Please output the records below in full, exactly as given, but without the images.

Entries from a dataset
::::::
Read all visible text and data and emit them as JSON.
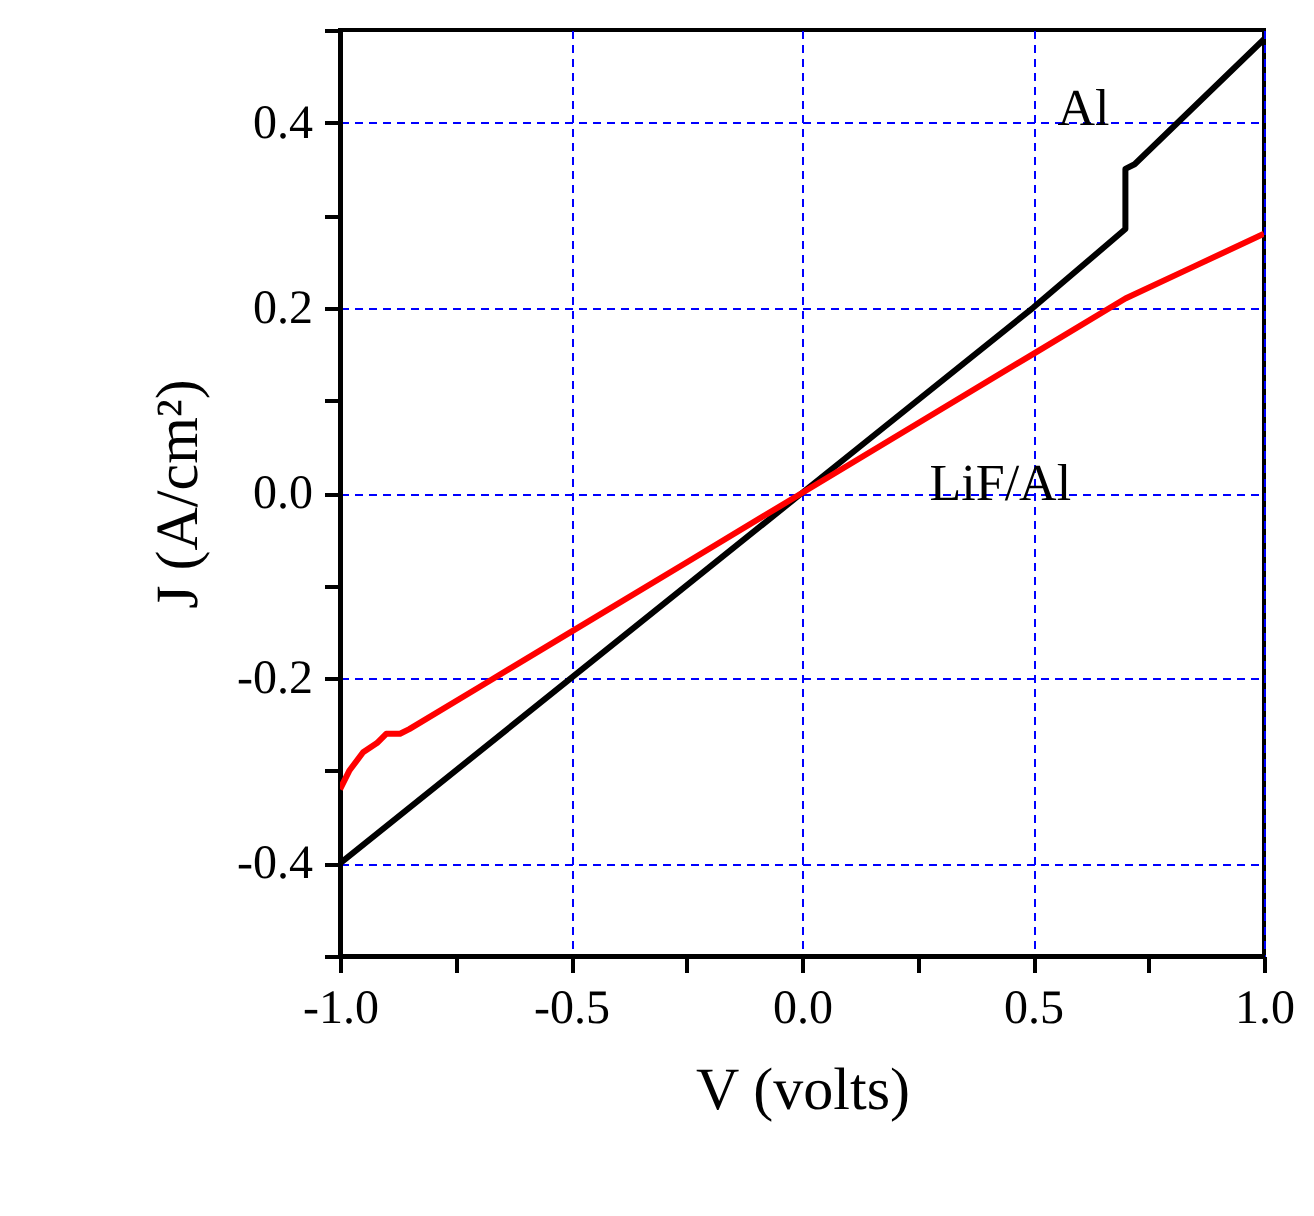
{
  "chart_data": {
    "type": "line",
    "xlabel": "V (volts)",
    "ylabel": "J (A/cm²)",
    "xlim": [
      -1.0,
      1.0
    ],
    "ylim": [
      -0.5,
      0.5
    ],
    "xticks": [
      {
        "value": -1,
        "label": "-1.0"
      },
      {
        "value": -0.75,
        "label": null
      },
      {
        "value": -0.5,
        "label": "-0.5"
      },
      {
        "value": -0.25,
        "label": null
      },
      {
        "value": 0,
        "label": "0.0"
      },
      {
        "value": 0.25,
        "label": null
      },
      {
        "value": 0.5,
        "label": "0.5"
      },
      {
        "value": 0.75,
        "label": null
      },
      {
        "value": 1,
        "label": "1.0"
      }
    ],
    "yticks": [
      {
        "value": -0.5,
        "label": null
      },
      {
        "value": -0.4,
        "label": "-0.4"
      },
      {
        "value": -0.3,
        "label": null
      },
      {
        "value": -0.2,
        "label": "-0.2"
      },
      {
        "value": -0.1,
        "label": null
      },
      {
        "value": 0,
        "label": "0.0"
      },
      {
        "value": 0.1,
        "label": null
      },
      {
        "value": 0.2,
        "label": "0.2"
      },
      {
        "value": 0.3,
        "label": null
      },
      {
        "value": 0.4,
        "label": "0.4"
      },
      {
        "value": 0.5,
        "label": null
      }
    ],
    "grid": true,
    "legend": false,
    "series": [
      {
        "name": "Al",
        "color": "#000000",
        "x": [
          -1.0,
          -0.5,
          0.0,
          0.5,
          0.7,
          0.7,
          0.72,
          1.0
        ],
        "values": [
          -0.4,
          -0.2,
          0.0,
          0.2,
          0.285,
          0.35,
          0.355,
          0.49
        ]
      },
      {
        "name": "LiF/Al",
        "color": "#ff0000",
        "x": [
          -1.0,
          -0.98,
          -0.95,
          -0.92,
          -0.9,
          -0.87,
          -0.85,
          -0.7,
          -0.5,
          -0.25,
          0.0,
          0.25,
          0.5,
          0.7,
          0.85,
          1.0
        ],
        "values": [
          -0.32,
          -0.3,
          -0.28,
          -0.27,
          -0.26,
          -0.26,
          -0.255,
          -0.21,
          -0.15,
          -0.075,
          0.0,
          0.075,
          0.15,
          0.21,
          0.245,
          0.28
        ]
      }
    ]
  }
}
::::::
Result of this exercise>
Read all visible text and data and emit them as JSON.
{
  "chart_data": {
    "type": "line",
    "xlabel": "V (volts)",
    "ylabel": "J (A/cm²)",
    "xlim": [
      -1.0,
      1.0
    ],
    "ylim": [
      -0.5,
      0.5
    ],
    "xticks": [
      {
        "value": -1,
        "label": "-1.0"
      },
      {
        "value": -0.75,
        "label": null
      },
      {
        "value": -0.5,
        "label": "-0.5"
      },
      {
        "value": -0.25,
        "label": null
      },
      {
        "value": 0,
        "label": "0.0"
      },
      {
        "value": 0.25,
        "label": null
      },
      {
        "value": 0.5,
        "label": "0.5"
      },
      {
        "value": 0.75,
        "label": null
      },
      {
        "value": 1,
        "label": "1.0"
      }
    ],
    "yticks": [
      {
        "value": -0.5,
        "label": null
      },
      {
        "value": -0.4,
        "label": "-0.4"
      },
      {
        "value": -0.3,
        "label": null
      },
      {
        "value": -0.2,
        "label": "-0.2"
      },
      {
        "value": -0.1,
        "label": null
      },
      {
        "value": 0,
        "label": "0.0"
      },
      {
        "value": 0.1,
        "label": null
      },
      {
        "value": 0.2,
        "label": "0.2"
      },
      {
        "value": 0.3,
        "label": null
      },
      {
        "value": 0.4,
        "label": "0.4"
      },
      {
        "value": 0.5,
        "label": null
      }
    ],
    "grid": true,
    "legend": false,
    "series": [
      {
        "name": "Al",
        "color": "#000000",
        "x": [
          -1.0,
          -0.5,
          0.0,
          0.5,
          0.7,
          0.7,
          0.72,
          1.0
        ],
        "values": [
          -0.4,
          -0.2,
          0.0,
          0.2,
          0.285,
          0.35,
          0.355,
          0.49
        ]
      },
      {
        "name": "LiF/Al",
        "color": "#ff0000",
        "x": [
          -1.0,
          -0.98,
          -0.95,
          -0.92,
          -0.9,
          -0.87,
          -0.85,
          -0.7,
          -0.5,
          -0.25,
          0.0,
          0.25,
          0.5,
          0.7,
          0.85,
          1.0
        ],
        "values": [
          -0.32,
          -0.3,
          -0.28,
          -0.27,
          -0.26,
          -0.26,
          -0.255,
          -0.21,
          -0.15,
          -0.075,
          0.0,
          0.075,
          0.15,
          0.21,
          0.245,
          0.28
        ]
      }
    ]
  }
}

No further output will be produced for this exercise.